Pull out every line containing the string "background".

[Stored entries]
::::
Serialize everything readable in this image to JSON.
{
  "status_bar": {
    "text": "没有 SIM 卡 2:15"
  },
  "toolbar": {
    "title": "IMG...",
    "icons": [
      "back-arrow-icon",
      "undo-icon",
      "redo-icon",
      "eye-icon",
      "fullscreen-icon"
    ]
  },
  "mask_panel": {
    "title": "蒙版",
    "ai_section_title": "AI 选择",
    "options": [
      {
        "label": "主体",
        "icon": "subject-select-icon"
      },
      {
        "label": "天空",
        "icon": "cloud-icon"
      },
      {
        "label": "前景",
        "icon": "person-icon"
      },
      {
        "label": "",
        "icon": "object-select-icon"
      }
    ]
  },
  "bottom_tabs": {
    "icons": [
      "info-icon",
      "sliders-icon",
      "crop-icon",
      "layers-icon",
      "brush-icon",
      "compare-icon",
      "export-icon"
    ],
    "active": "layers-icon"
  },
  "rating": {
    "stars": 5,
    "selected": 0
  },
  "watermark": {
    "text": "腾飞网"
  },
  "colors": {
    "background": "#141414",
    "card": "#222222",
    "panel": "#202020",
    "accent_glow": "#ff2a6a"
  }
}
::::
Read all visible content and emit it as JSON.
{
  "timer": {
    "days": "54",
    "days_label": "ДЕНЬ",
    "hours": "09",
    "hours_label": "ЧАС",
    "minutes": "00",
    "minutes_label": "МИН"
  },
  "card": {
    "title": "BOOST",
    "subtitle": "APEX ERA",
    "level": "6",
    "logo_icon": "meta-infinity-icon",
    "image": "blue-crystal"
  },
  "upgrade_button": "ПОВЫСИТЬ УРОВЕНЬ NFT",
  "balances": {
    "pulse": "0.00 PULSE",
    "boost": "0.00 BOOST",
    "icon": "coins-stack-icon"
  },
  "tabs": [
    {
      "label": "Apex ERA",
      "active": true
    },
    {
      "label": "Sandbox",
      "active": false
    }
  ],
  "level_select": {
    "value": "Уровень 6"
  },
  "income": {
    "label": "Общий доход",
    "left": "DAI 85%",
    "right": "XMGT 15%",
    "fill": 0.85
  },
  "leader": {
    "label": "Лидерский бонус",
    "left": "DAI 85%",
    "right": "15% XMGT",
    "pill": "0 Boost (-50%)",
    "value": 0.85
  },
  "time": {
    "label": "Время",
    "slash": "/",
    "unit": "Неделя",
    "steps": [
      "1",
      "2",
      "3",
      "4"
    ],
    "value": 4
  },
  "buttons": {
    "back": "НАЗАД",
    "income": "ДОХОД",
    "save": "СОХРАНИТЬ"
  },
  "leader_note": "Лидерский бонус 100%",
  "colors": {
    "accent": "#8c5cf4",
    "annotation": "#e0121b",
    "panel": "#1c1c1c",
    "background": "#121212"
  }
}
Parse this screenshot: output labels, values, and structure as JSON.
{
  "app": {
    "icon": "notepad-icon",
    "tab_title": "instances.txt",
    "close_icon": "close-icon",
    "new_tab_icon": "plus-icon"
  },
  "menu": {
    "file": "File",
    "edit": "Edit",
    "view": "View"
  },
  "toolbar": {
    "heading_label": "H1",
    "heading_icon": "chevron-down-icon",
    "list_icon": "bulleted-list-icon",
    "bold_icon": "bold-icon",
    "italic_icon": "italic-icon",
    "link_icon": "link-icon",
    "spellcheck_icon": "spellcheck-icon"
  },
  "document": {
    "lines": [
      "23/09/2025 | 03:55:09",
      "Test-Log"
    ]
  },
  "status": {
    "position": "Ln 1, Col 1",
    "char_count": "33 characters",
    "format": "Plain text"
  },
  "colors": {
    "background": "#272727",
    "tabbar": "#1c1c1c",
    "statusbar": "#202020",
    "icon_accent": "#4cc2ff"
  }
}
::::
| Answer to this exercise |
    "background": "#141414",
    "background": "#121212"
    "background": "#272727",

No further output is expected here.